▶ STATED PROBLEM: Gather every line from the entries below that includes "title".

----- RECORD EXTRACTS

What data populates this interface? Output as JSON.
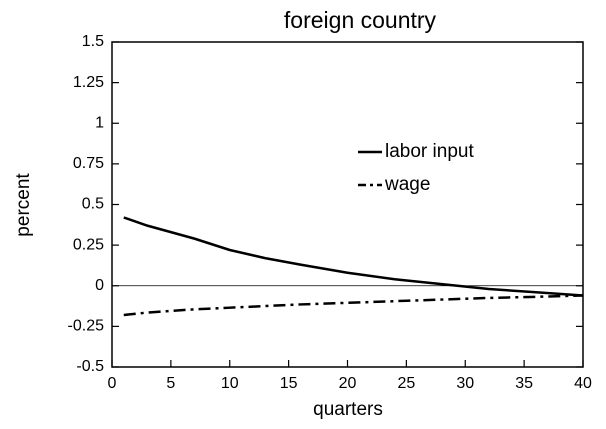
{
  "chart_data": {
    "type": "line",
    "title": "foreign country",
    "x_label": "quarters",
    "y_label": "percent",
    "x": [
      1,
      3,
      5,
      7,
      10,
      13,
      16,
      20,
      24,
      28,
      32,
      36,
      40
    ],
    "series": [
      {
        "name": "labor input",
        "color": "#000000",
        "dash": "solid",
        "values": [
          0.42,
          0.37,
          0.33,
          0.29,
          0.22,
          0.17,
          0.13,
          0.08,
          0.04,
          0.01,
          -0.02,
          -0.04,
          -0.06
        ]
      },
      {
        "name": "wage",
        "color": "#000000",
        "dash": "dashdot",
        "values": [
          -0.18,
          -0.165,
          -0.155,
          -0.145,
          -0.135,
          -0.125,
          -0.115,
          -0.105,
          -0.095,
          -0.085,
          -0.075,
          -0.068,
          -0.06
        ]
      }
    ],
    "xlim": [
      0,
      40
    ],
    "xticks": [
      0,
      5,
      10,
      15,
      20,
      25,
      30,
      35,
      40
    ],
    "ylim": [
      -0.5,
      1.5
    ],
    "yticks": [
      -0.5,
      -0.25,
      0,
      0.25,
      0.5,
      0.75,
      1,
      1.25,
      1.5
    ],
    "grid": false
  }
}
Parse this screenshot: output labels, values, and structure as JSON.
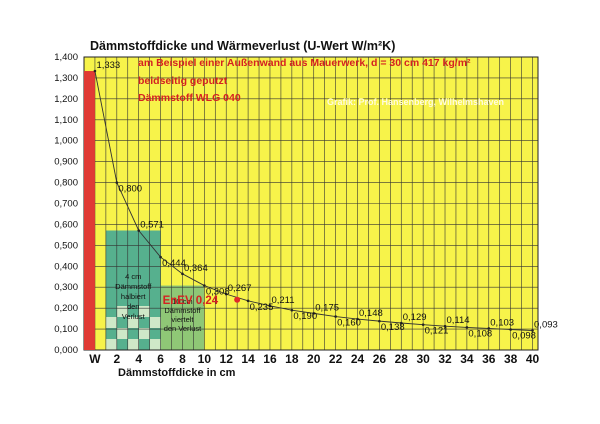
{
  "chart_data": {
    "type": "line",
    "title": "Dämmstoffdicke und Wärmeverlust (U-Wert  W/m²K)",
    "xlabel": "Dämmstoffdicke in cm",
    "ylabel": "",
    "x_ticks": [
      "W",
      "2",
      "4",
      "6",
      "8",
      "10",
      "12",
      "14",
      "16",
      "18",
      "20",
      "22",
      "24",
      "26",
      "28",
      "30",
      "32",
      "34",
      "36",
      "38",
      "40"
    ],
    "y_ticks": [
      "0,000",
      "0,100",
      "0,200",
      "0,300",
      "0,400",
      "0,500",
      "0,600",
      "0,700",
      "0,800",
      "0,900",
      "1,000",
      "1,100",
      "1,200",
      "1,300",
      "1,400"
    ],
    "xlim": [
      -1,
      40.5
    ],
    "ylim": [
      0,
      1.4
    ],
    "grid": true,
    "series": [
      {
        "x": [
          0,
          2,
          4,
          6,
          8,
          10,
          12,
          14,
          16,
          18,
          20,
          22,
          24,
          26,
          28,
          30,
          32,
          34,
          36,
          38,
          40
        ],
        "values": [
          1.333,
          0.8,
          0.571,
          0.444,
          0.364,
          0.308,
          0.267,
          0.235,
          0.211,
          0.19,
          0.175,
          0.16,
          0.148,
          0.138,
          0.129,
          0.121,
          0.114,
          0.108,
          0.103,
          0.098,
          0.093
        ],
        "labels": [
          "1,333",
          "0,800",
          "0,571",
          "0,444",
          "0,364",
          "0,308",
          "0,267",
          "0,235",
          "0,211",
          "0,190",
          "0,175",
          "0,160",
          "0,148",
          "0,138",
          "0,129",
          "0,121",
          "0,114",
          "0,108",
          "0,103",
          "0,098",
          "0,093"
        ]
      }
    ],
    "wall_bar": {
      "x": 0,
      "value": 1.333,
      "color": "#e03a35"
    },
    "annotations": {
      "info_lines": [
        "am Beispiel einer Außenwand aus Mauerwerk,  d = 30 cm   417 kg/m²",
        "beidseitig geputzt",
        "Dämmstoff WLG 040"
      ],
      "credit": "Grafik: Prof. Hansenberg, Wilhelmshaven",
      "box_4cm": [
        "4 cm",
        "Dämmstoff",
        "halbiert",
        "den",
        "Verlust"
      ],
      "box_10cm": [
        "10 cm",
        "Dämmstoff",
        "viertelt",
        "den Verlust"
      ],
      "enev_label": "EnEV 0,24",
      "enev_value": 0.24,
      "enev_x": 13
    },
    "colors": {
      "plot_bg": "#f7f34a",
      "grid": "#333333",
      "wall_bar": "#e03a35",
      "teal_block": "#3aa39a",
      "teal_light": "#cfe8c8",
      "line": "#333333",
      "enev": "#e02a2a"
    }
  }
}
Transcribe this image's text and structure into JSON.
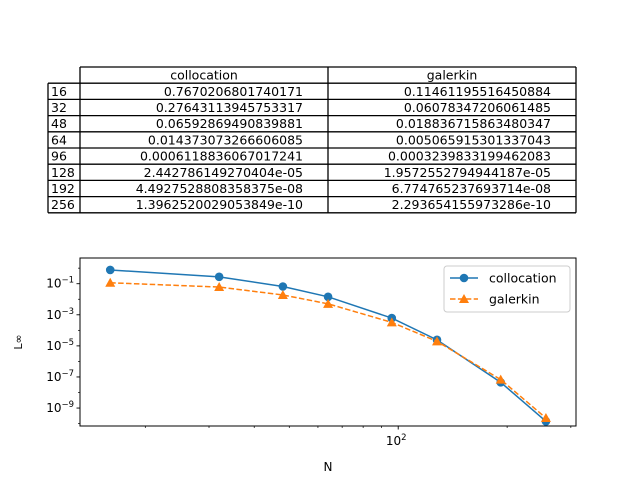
{
  "chart_data": [
    {
      "type": "table",
      "columns": [
        "collocation",
        "galerkin"
      ],
      "rows": [
        {
          "label": "16",
          "values": [
            "0.7670206801740171",
            "0.11461195516450884"
          ]
        },
        {
          "label": "32",
          "values": [
            "0.27643113945753317",
            "0.06078347206061485"
          ]
        },
        {
          "label": "48",
          "values": [
            "0.06592869490839881",
            "0.018836715863480347"
          ]
        },
        {
          "label": "64",
          "values": [
            "0.014373073266606085",
            "0.005065915301337043"
          ]
        },
        {
          "label": "96",
          "values": [
            "0.0006118836067017241",
            "0.0003239833199462083"
          ]
        },
        {
          "label": "128",
          "values": [
            "2.442786149270404e-05",
            "1.9572552794944187e-05"
          ]
        },
        {
          "label": "192",
          "values": [
            "4.4927528808358375e-08",
            "6.774765237693714e-08"
          ]
        },
        {
          "label": "256",
          "values": [
            "1.3962520029053849e-10",
            "2.293654155973286e-10"
          ]
        }
      ]
    },
    {
      "type": "line",
      "x": [
        16,
        32,
        48,
        64,
        96,
        128,
        192,
        256
      ],
      "series": [
        {
          "name": "collocation",
          "color": "#1f77b4",
          "marker": "circle",
          "linestyle": "solid",
          "values": [
            0.7670206801740171,
            0.27643113945753317,
            0.06592869490839881,
            0.014373073266606085,
            0.0006118836067017241,
            2.442786149270404e-05,
            4.4927528808358375e-08,
            1.3962520029053849e-10
          ]
        },
        {
          "name": "galerkin",
          "color": "#ff7f0e",
          "marker": "triangle",
          "linestyle": "dashed",
          "values": [
            0.11461195516450884,
            0.06078347206061485,
            0.018836715863480347,
            0.005065915301337043,
            0.0003239833199462083,
            1.9572552794944187e-05,
            6.774765237693714e-08,
            2.293654155973286e-10
          ]
        }
      ],
      "xlabel": "N",
      "ylabel": "L∞",
      "xscale": "log",
      "yscale": "log",
      "xlim": [
        13.2,
        310
      ],
      "ylim": [
        7e-11,
        4.5
      ],
      "xticks": [
        {
          "value": 100,
          "base": "10",
          "exp": "2"
        }
      ],
      "yticks": [
        {
          "value": 0.1,
          "base": "10",
          "exp": "−1"
        },
        {
          "value": 0.001,
          "base": "10",
          "exp": "−3"
        },
        {
          "value": 1e-05,
          "base": "10",
          "exp": "−5"
        },
        {
          "value": 1e-07,
          "base": "10",
          "exp": "−7"
        },
        {
          "value": 1e-09,
          "base": "10",
          "exp": "−9"
        }
      ],
      "grid": false,
      "legend_position": "top-right"
    }
  ]
}
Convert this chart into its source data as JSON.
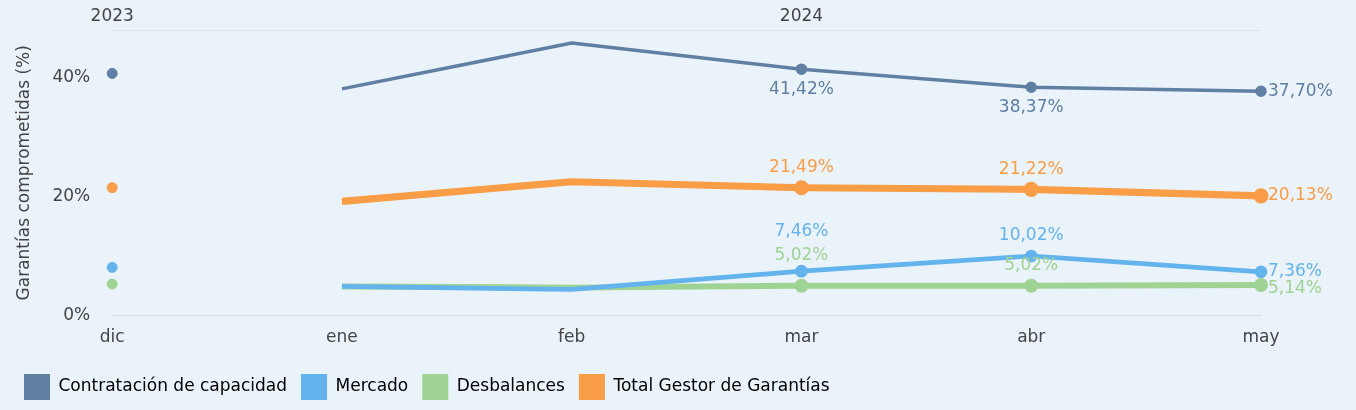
{
  "chart_data": {
    "type": "line",
    "ylabel": "Garantías comprometidas (%)",
    "categories": [
      "dic",
      "ene",
      "feb",
      "mar",
      "abr",
      "may"
    ],
    "ylim": [
      0,
      48
    ],
    "yticks": [
      {
        "value": 0,
        "label": "0%"
      },
      {
        "value": 20,
        "label": "20%"
      },
      {
        "value": 40,
        "label": "40%"
      }
    ],
    "grid": false,
    "legend": "bottom",
    "marker": "circle",
    "line_style": "solid",
    "annotations": [
      "2023",
      "2024"
    ],
    "series": [
      {
        "name": "Contratación de capacidad",
        "color": "#5f7fa3",
        "x": [
          "ene",
          "feb",
          "mar",
          "abr",
          "may"
        ],
        "values": [
          38.1,
          45.8,
          41.42,
          38.37,
          37.7
        ],
        "value_labels": [
          null,
          null,
          "41,42%",
          "38,37%",
          "37,70%"
        ]
      },
      {
        "name": "Mercado",
        "color": "#63b3ec",
        "x": [
          "ene",
          "feb",
          "mar",
          "abr",
          "may"
        ],
        "values": [
          4.9,
          4.4,
          7.46,
          10.02,
          7.36
        ],
        "value_labels": [
          null,
          null,
          "7,46%",
          "10,02%",
          "7,36%"
        ]
      },
      {
        "name": "Desbalances",
        "color": "#9fd393",
        "x": [
          "ene",
          "feb",
          "mar",
          "abr",
          "may"
        ],
        "values": [
          4.9,
          4.7,
          5.02,
          5.02,
          5.14
        ],
        "value_labels": [
          null,
          null,
          "5,02%",
          "5,02%",
          "5,14%"
        ]
      },
      {
        "name": "Total Gestor de Garantías",
        "color": "#f99d46",
        "x": [
          "ene",
          "feb",
          "mar",
          "abr",
          "may"
        ],
        "values": [
          19.2,
          22.5,
          21.49,
          21.22,
          20.13
        ],
        "value_labels": [
          null,
          null,
          "21,49%",
          "21,22%",
          "20,13%"
        ]
      },
      {
        "type": "scatter",
        "color": "#5f7fa3",
        "x": [
          "dic"
        ],
        "values": [
          40.7
        ]
      },
      {
        "type": "scatter",
        "color": "#63b3ec",
        "x": [
          "dic"
        ],
        "values": [
          8.1
        ]
      },
      {
        "type": "scatter",
        "color": "#9fd393",
        "x": [
          "dic"
        ],
        "values": [
          5.3
        ]
      },
      {
        "type": "scatter",
        "color": "#f99d46",
        "x": [
          "dic"
        ],
        "values": [
          21.5
        ]
      }
    ]
  }
}
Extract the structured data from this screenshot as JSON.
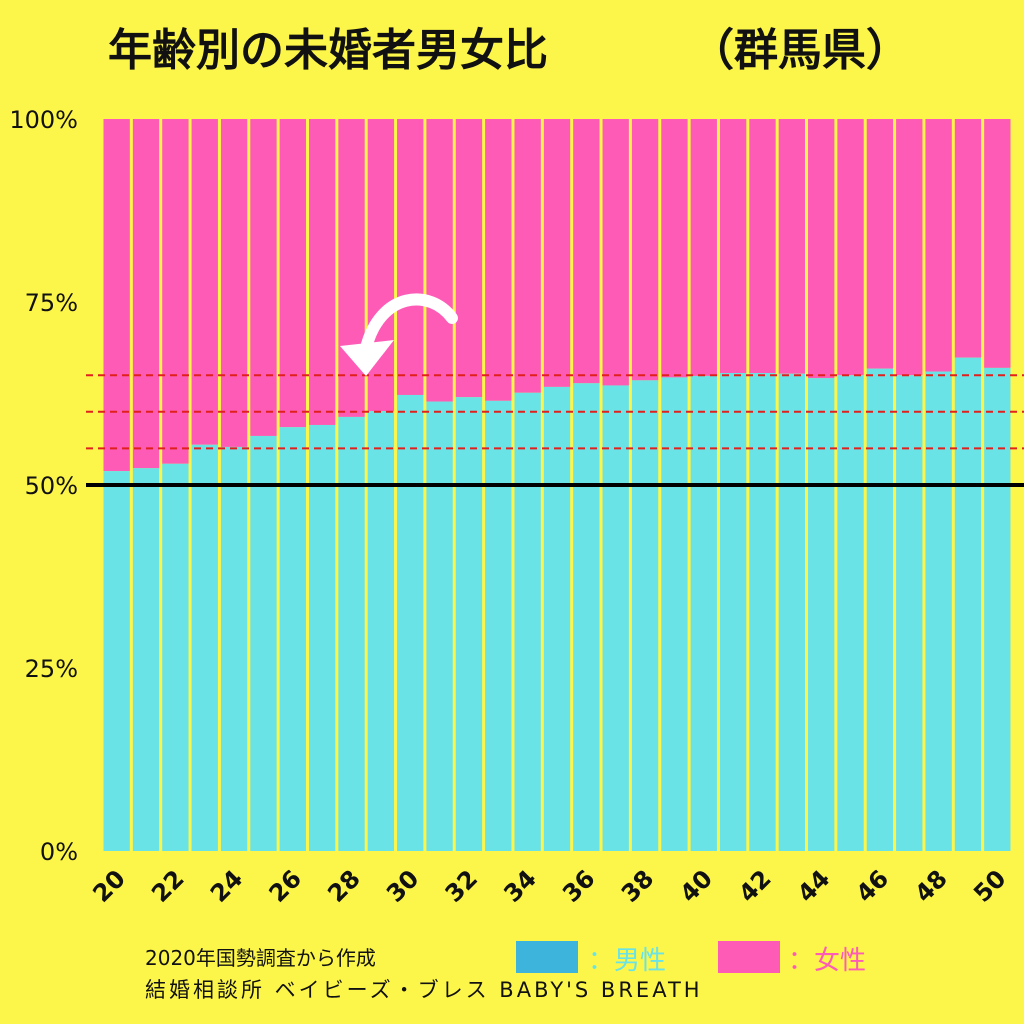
{
  "title": "年齢別の未婚者男女比",
  "region": "（群馬県）",
  "source": "2020年国勢調査から作成",
  "credit": "結婚相談所 ベイビーズ・ブレス BABY'S BREATH",
  "colors": {
    "background": "#fdf64a",
    "male": "#6ae3e6",
    "female": "#fe5bb6",
    "legend_male": "#3cb4dc",
    "legend_female": "#fe5bb6",
    "separator": "#fdf64a",
    "reference_line": "#000000",
    "dashed_line": "#e0201c"
  },
  "legend": {
    "male_label": "：男性",
    "female_label": "：女性"
  },
  "chart_data": {
    "type": "bar",
    "stacked": true,
    "x_tick_labels": [
      "20",
      "22",
      "24",
      "26",
      "28",
      "30",
      "32",
      "34",
      "36",
      "38",
      "40",
      "42",
      "44",
      "46",
      "48",
      "50"
    ],
    "y_tick_labels": [
      "0%",
      "25%",
      "50%",
      "75%",
      "100%"
    ],
    "ylim": [
      0,
      100
    ],
    "categories": [
      20,
      21,
      22,
      23,
      24,
      25,
      26,
      27,
      28,
      29,
      30,
      31,
      32,
      33,
      34,
      35,
      36,
      37,
      38,
      39,
      40,
      41,
      42,
      43,
      44,
      45,
      46,
      47,
      48,
      49,
      50
    ],
    "series": [
      {
        "name": "男性",
        "values": [
          51.9,
          52.3,
          52.9,
          55.5,
          55.2,
          56.7,
          57.9,
          58.2,
          59.3,
          60.1,
          62.3,
          61.4,
          62.0,
          61.5,
          62.6,
          63.4,
          63.9,
          63.6,
          64.3,
          64.7,
          64.9,
          65.3,
          65.3,
          65.2,
          64.6,
          65.0,
          65.9,
          65.0,
          65.5,
          67.4,
          66.0
        ]
      },
      {
        "name": "女性",
        "values": [
          48.1,
          47.7,
          47.1,
          44.5,
          44.8,
          43.3,
          42.1,
          41.8,
          40.7,
          39.9,
          37.7,
          38.6,
          38.0,
          38.5,
          37.4,
          36.6,
          36.1,
          36.4,
          35.7,
          35.3,
          35.1,
          34.7,
          34.7,
          34.8,
          35.4,
          35.0,
          34.1,
          35.0,
          34.5,
          32.6,
          34.0
        ]
      }
    ],
    "reference_line": 50,
    "dashed_reference_lines": [
      55,
      60,
      65
    ],
    "annotation": "arrow pointing to age 28"
  }
}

----------

▶ WRITTEN RESPONSE:
    "title": "foreign country",
    "title": "Dämmstoffdicke und Wärmeverlust (U-Wert  W/m²K)",
  "title": "年齢別の未婚者男女比",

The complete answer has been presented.